** Start of Data excerpts **

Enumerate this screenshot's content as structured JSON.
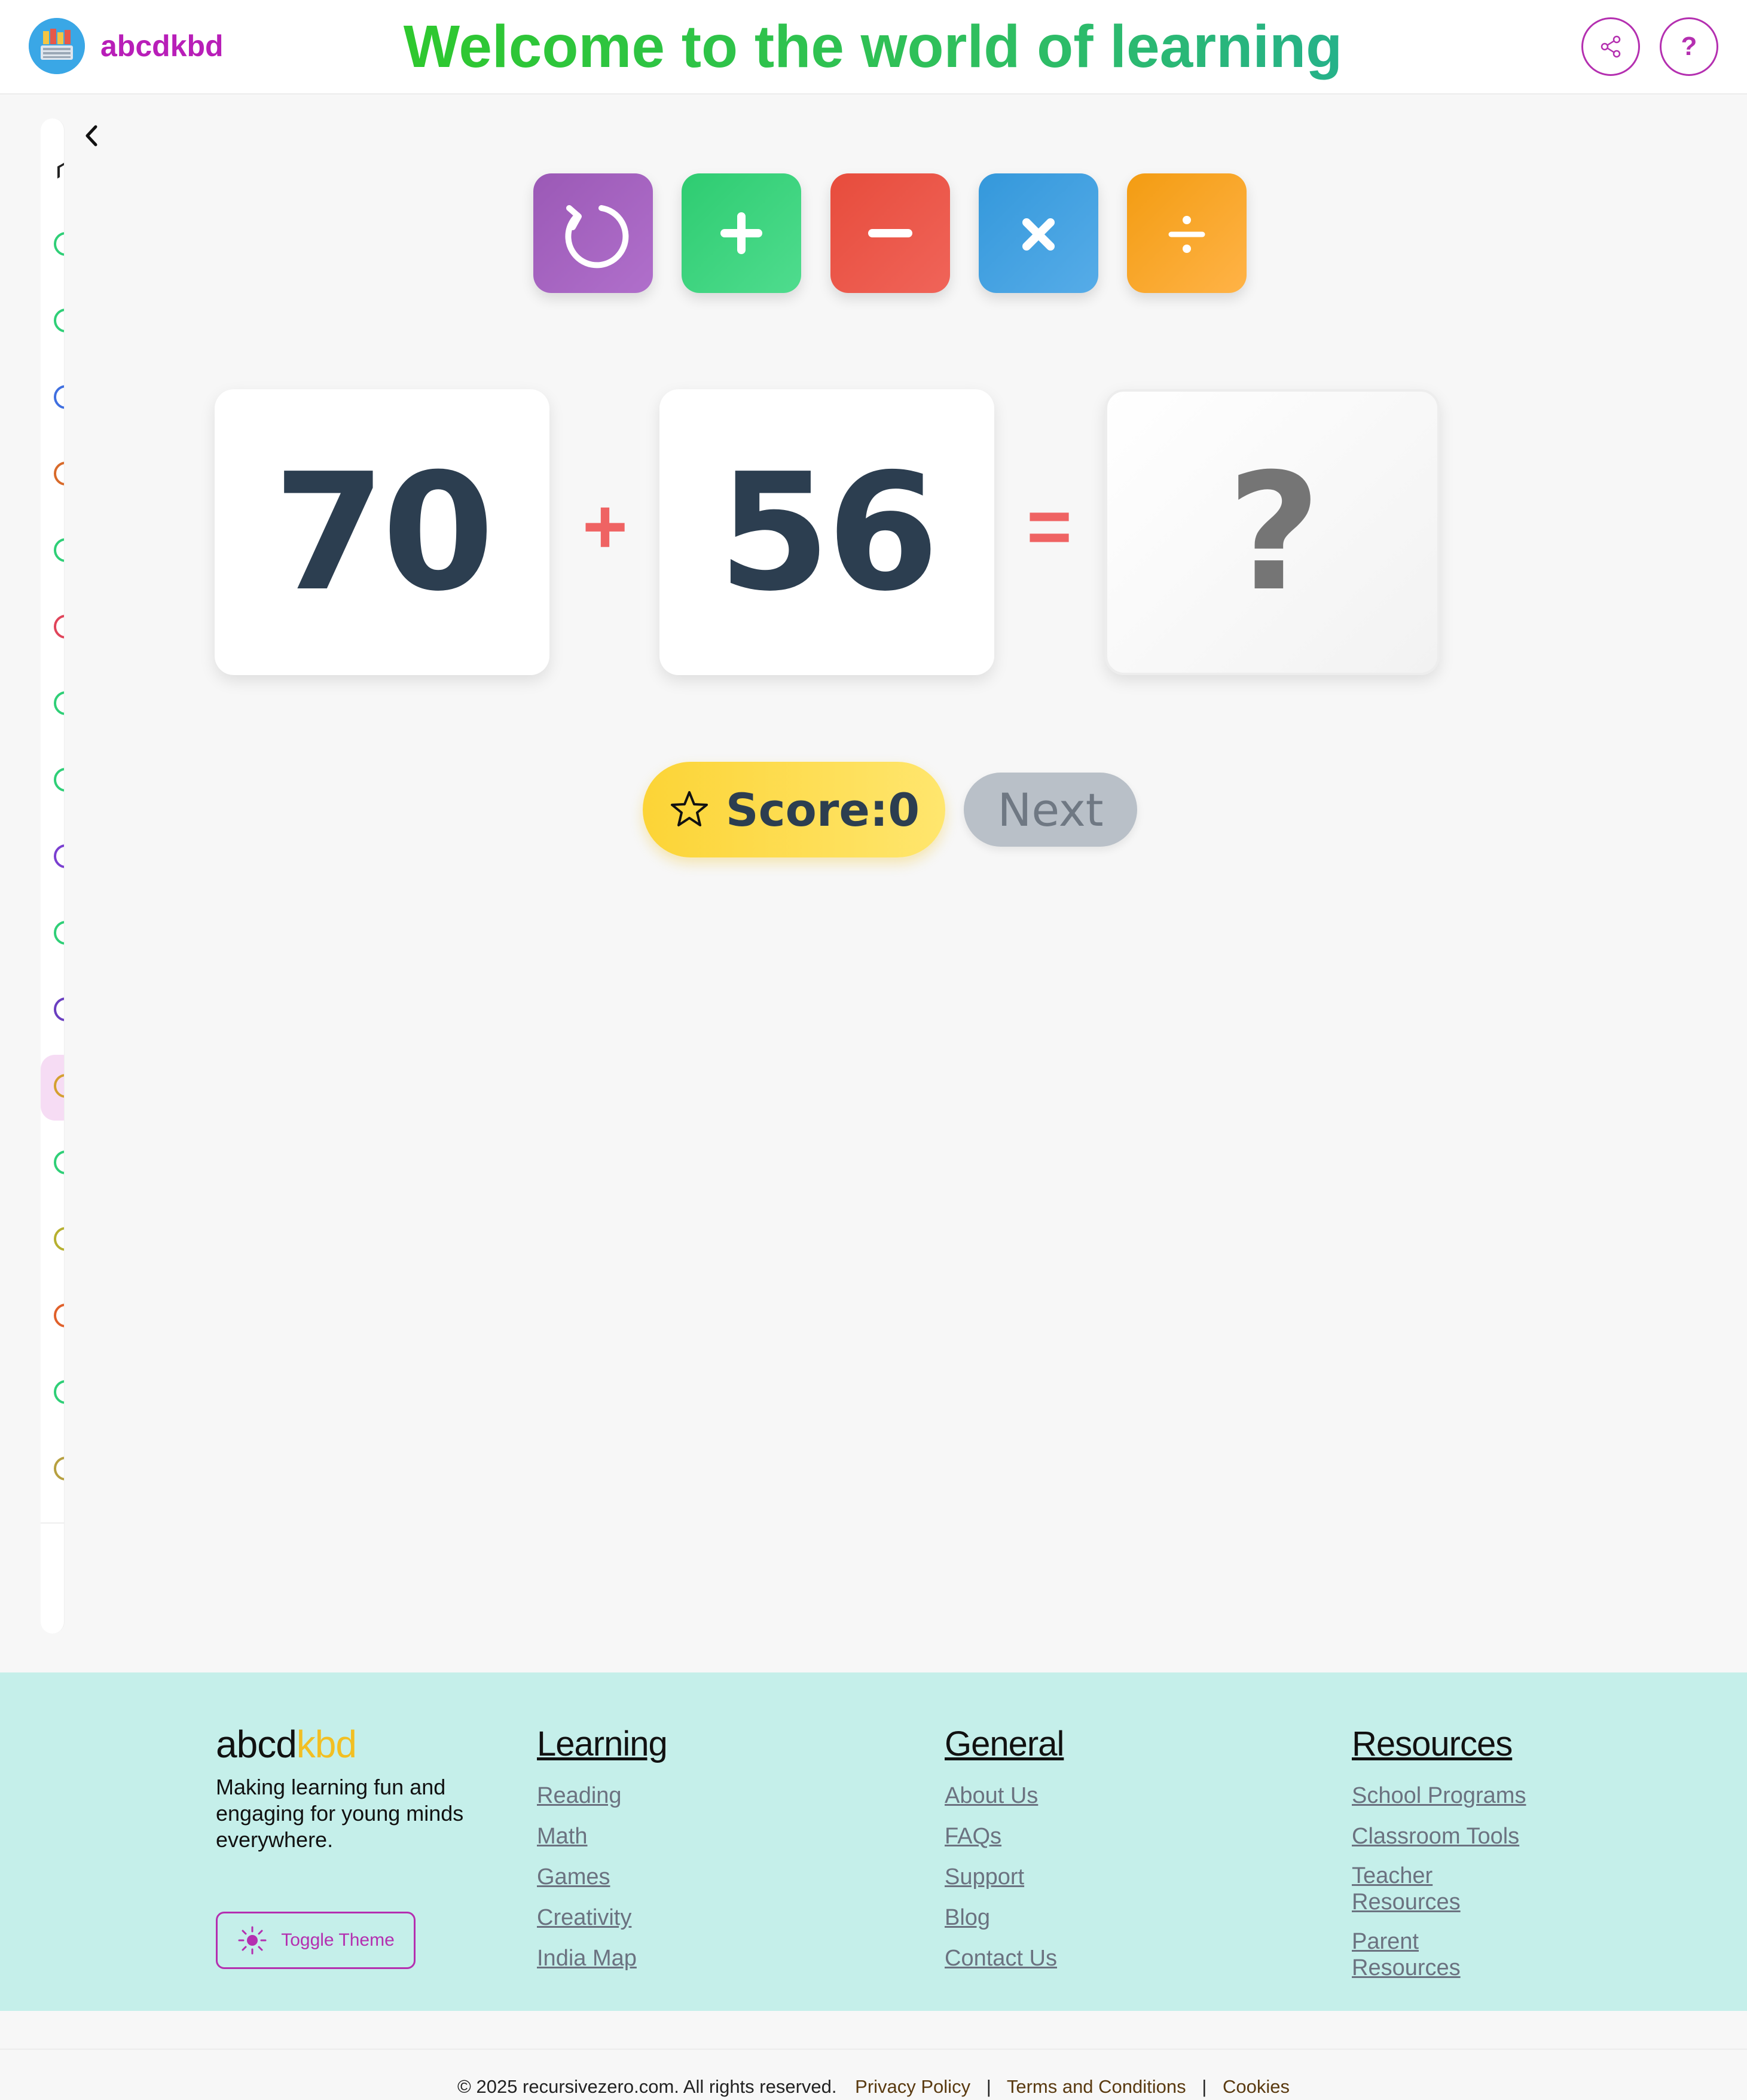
{
  "header": {
    "brand": "abcdkbd",
    "title": "Welcome to the world of learning",
    "help_label": "?"
  },
  "sidebar": {
    "icon_colors": [
      "#2fcf77",
      "#2fcf77",
      "#3f6fe0",
      "#d86a2a",
      "#2fcf77",
      "#e0445a",
      "#2fcf77",
      "#2fcf77",
      "#7a3fd0",
      "#2fcf77",
      "#6a3fc0",
      "#d4a030",
      "#2fcf77",
      "#b7b030",
      "#e0602a",
      "#2fcf77",
      "#b7a040"
    ],
    "active_index": 11
  },
  "operations": {
    "reset": "reset-icon",
    "add": "plus-icon",
    "subtract": "minus-icon",
    "multiply": "times-icon",
    "divide": "divide-icon"
  },
  "equation": {
    "a": "70",
    "op": "+",
    "b": "56",
    "eq": "=",
    "answer": "?"
  },
  "score": {
    "text": "Score:0"
  },
  "next_label": "Next",
  "footer": {
    "brand_main": "abcd",
    "brand_accent": "kbd",
    "tagline": "Making learning fun and engaging for young minds everywhere.",
    "toggle_theme": "Toggle Theme",
    "learning": {
      "title": "Learning",
      "links": [
        "Reading",
        "Math",
        "Games",
        "Creativity",
        "India Map"
      ]
    },
    "general": {
      "title": "General",
      "links": [
        "About Us",
        "FAQs",
        "Support",
        "Blog",
        "Contact Us"
      ]
    },
    "resources": {
      "title": "Resources",
      "links": [
        "School Programs",
        "Classroom Tools",
        "Teacher Resources",
        "Parent Resources"
      ]
    }
  },
  "bottom": {
    "copyright": "© 2025 recursivezero.com. All rights reserved.",
    "privacy": "Privacy Policy",
    "terms": "Terms and Conditions",
    "cookies": "Cookies",
    "separator": "|"
  },
  "colors": {
    "brand": "#b81eb8",
    "title_gradient": [
      "#2ec92a",
      "#25b08f"
    ],
    "footer_bg": "#c5efea",
    "accent_yellow": "#f2bf22"
  }
}
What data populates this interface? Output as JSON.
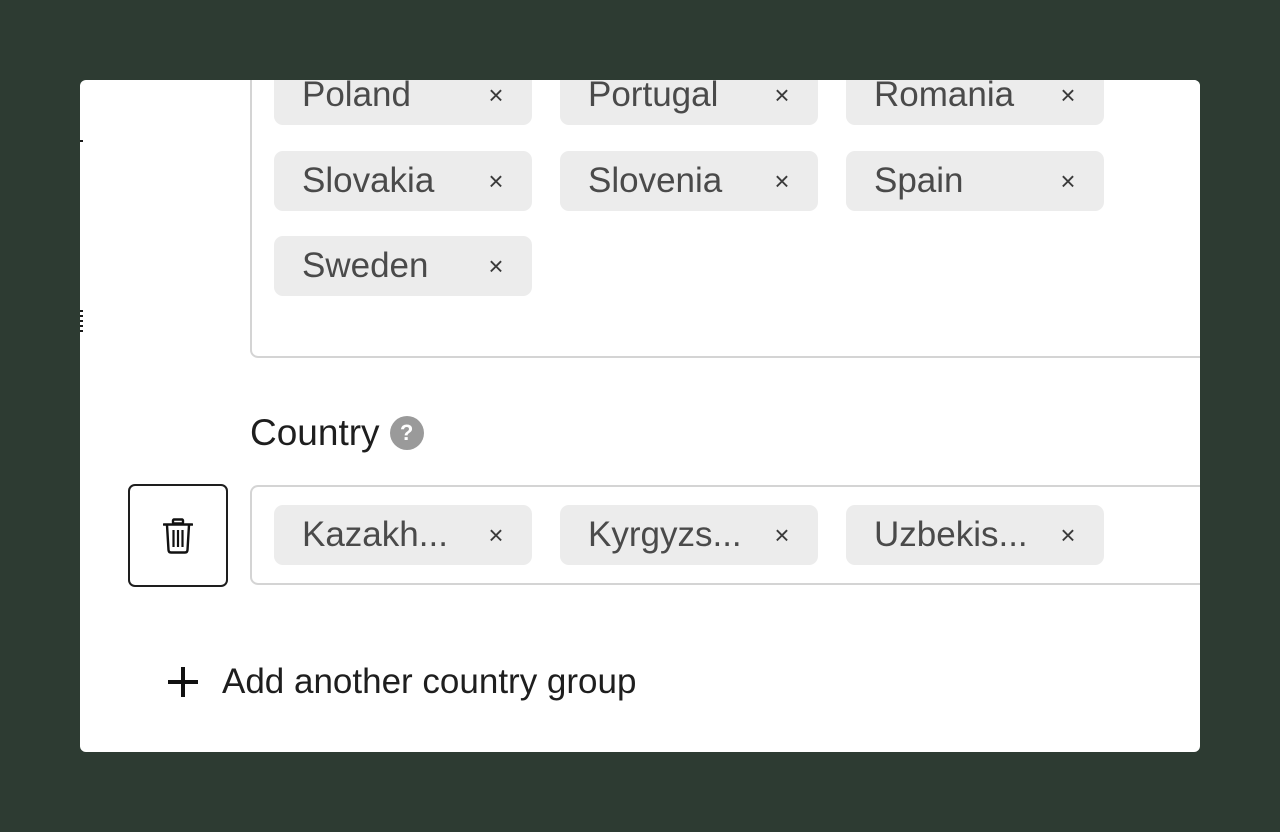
{
  "first_group": {
    "tags": [
      {
        "label": "Poland",
        "close_glyph": "×"
      },
      {
        "label": "Portugal",
        "close_glyph": "×"
      },
      {
        "label": "Romania",
        "close_glyph": "×"
      },
      {
        "label": "Slovakia",
        "close_glyph": "×"
      },
      {
        "label": "Slovenia",
        "close_glyph": "×"
      },
      {
        "label": "Spain",
        "close_glyph": "×"
      },
      {
        "label": "Sweden",
        "close_glyph": "×"
      }
    ]
  },
  "second_group": {
    "label": "Country",
    "help_glyph": "?",
    "delete_icon": "trash-icon",
    "tags": [
      {
        "label": "Kazakh...",
        "close_glyph": "×"
      },
      {
        "label": "Kyrgyzs...",
        "close_glyph": "×"
      },
      {
        "label": "Uzbekis...",
        "close_glyph": "×"
      }
    ]
  },
  "add_group": {
    "icon": "plus-icon",
    "label": "Add another country group"
  },
  "colors": {
    "background": "#2d3b32",
    "card": "#ffffff",
    "tag": "#ececec",
    "help_icon": "#9a9a9a"
  }
}
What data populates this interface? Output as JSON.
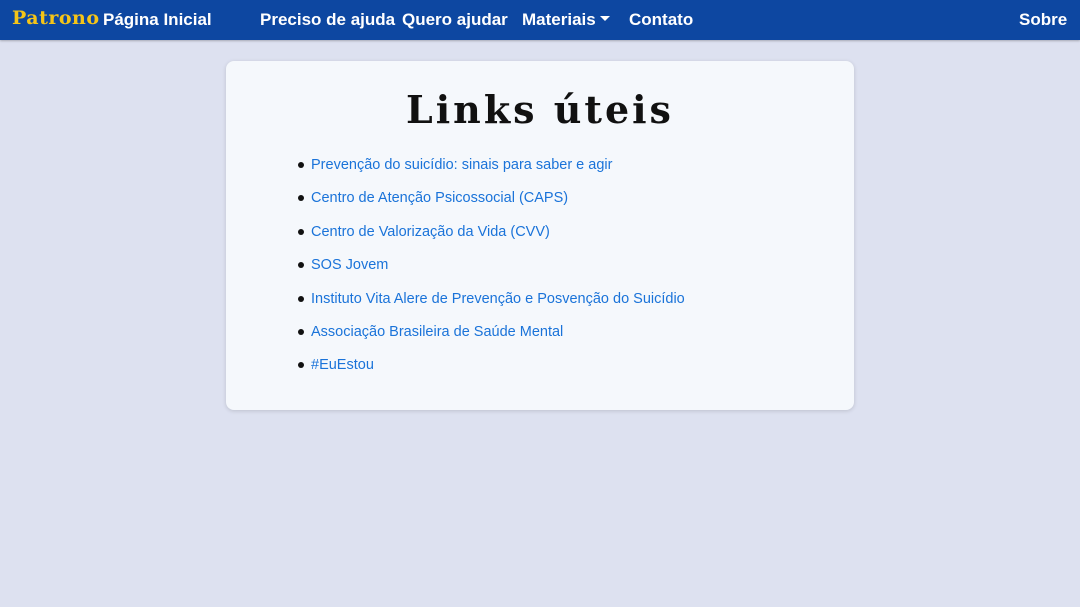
{
  "navbar": {
    "brand": "Patrono",
    "home": "Página Inicial",
    "need_help": "Preciso de ajuda",
    "want_help": "Quero ajudar",
    "materials": "Materiais",
    "contact": "Contato",
    "about": "Sobre",
    "bg_color": "#0d47a1",
    "brand_color": "#f5c518"
  },
  "page": {
    "title": "Links úteis",
    "bg_color": "#dde1f0"
  },
  "links": [
    "Prevenção do suicídio: sinais para saber e agir",
    "Centro de Atenção Psicossocial (CAPS)",
    "Centro de Valorização da Vida (CVV)",
    "SOS Jovem",
    "Instituto Vita Alere de Prevenção e Posvenção do Suicídio",
    "Associação Brasileira de Saúde Mental",
    "#EuEstou"
  ],
  "link_color": "#1a73d9"
}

** End of Data excerpts **

→ Task goal: Each line of the material must be retyped exactly, except that images are omitted.

→ Solution for this exercise:
Enumerate this screenshot's content as structured JSON.
{
  "header": {
    "brand": "abcdkbd",
    "title": "Welcome to the world of learning",
    "help_label": "?"
  },
  "sidebar": {
    "icon_colors": [
      "#2fcf77",
      "#2fcf77",
      "#3f6fe0",
      "#d86a2a",
      "#2fcf77",
      "#e0445a",
      "#2fcf77",
      "#2fcf77",
      "#7a3fd0",
      "#2fcf77",
      "#6a3fc0",
      "#d4a030",
      "#2fcf77",
      "#b7b030",
      "#e0602a",
      "#2fcf77",
      "#b7a040"
    ],
    "active_index": 11
  },
  "operations": {
    "reset": "reset-icon",
    "add": "plus-icon",
    "subtract": "minus-icon",
    "multiply": "times-icon",
    "divide": "divide-icon"
  },
  "equation": {
    "a": "70",
    "op": "+",
    "b": "56",
    "eq": "=",
    "answer": "?"
  },
  "score": {
    "text": "Score:0"
  },
  "next_label": "Next",
  "footer": {
    "brand_main": "abcd",
    "brand_accent": "kbd",
    "tagline": "Making learning fun and engaging for young minds everywhere.",
    "toggle_theme": "Toggle Theme",
    "learning": {
      "title": "Learning",
      "links": [
        "Reading",
        "Math",
        "Games",
        "Creativity",
        "India Map"
      ]
    },
    "general": {
      "title": "General",
      "links": [
        "About Us",
        "FAQs",
        "Support",
        "Blog",
        "Contact Us"
      ]
    },
    "resources": {
      "title": "Resources",
      "links": [
        "School Programs",
        "Classroom Tools",
        "Teacher Resources",
        "Parent Resources"
      ]
    }
  },
  "bottom": {
    "copyright": "© 2025 recursivezero.com. All rights reserved.",
    "privacy": "Privacy Policy",
    "terms": "Terms and Conditions",
    "cookies": "Cookies",
    "separator": "|"
  },
  "colors": {
    "brand": "#b81eb8",
    "title_gradient": [
      "#2ec92a",
      "#25b08f"
    ],
    "footer_bg": "#c5efea",
    "accent_yellow": "#f2bf22"
  }
}
What data populates this interface? Output as JSON.
{
  "first_group": {
    "tags": [
      {
        "label": "Poland",
        "close_glyph": "×"
      },
      {
        "label": "Portugal",
        "close_glyph": "×"
      },
      {
        "label": "Romania",
        "close_glyph": "×"
      },
      {
        "label": "Slovakia",
        "close_glyph": "×"
      },
      {
        "label": "Slovenia",
        "close_glyph": "×"
      },
      {
        "label": "Spain",
        "close_glyph": "×"
      },
      {
        "label": "Sweden",
        "close_glyph": "×"
      }
    ]
  },
  "second_group": {
    "label": "Country",
    "help_glyph": "?",
    "delete_icon": "trash-icon",
    "tags": [
      {
        "label": "Kazakh...",
        "close_glyph": "×"
      },
      {
        "label": "Kyrgyzs...",
        "close_glyph": "×"
      },
      {
        "label": "Uzbekis...",
        "close_glyph": "×"
      }
    ]
  },
  "add_group": {
    "icon": "plus-icon",
    "label": "Add another country group"
  },
  "colors": {
    "background": "#2d3b32",
    "card": "#ffffff",
    "tag": "#ececec",
    "help_icon": "#9a9a9a"
  }
}
What data populates this interface? Output as JSON.
{
  "navbar": {
    "brand": "Patrono",
    "home": "Página Inicial",
    "need_help": "Preciso de ajuda",
    "want_help": "Quero ajudar",
    "materials": "Materiais",
    "contact": "Contato",
    "about": "Sobre",
    "bg_color": "#0d47a1",
    "brand_color": "#f5c518"
  },
  "page": {
    "title": "Links úteis",
    "bg_color": "#dde1f0"
  },
  "links": [
    "Prevenção do suicídio: sinais para saber e agir",
    "Centro de Atenção Psicossocial (CAPS)",
    "Centro de Valorização da Vida (CVV)",
    "SOS Jovem",
    "Instituto Vita Alere de Prevenção e Posvenção do Suicídio",
    "Associação Brasileira de Saúde Mental",
    "#EuEstou"
  ],
  "link_color": "#1a73d9"
}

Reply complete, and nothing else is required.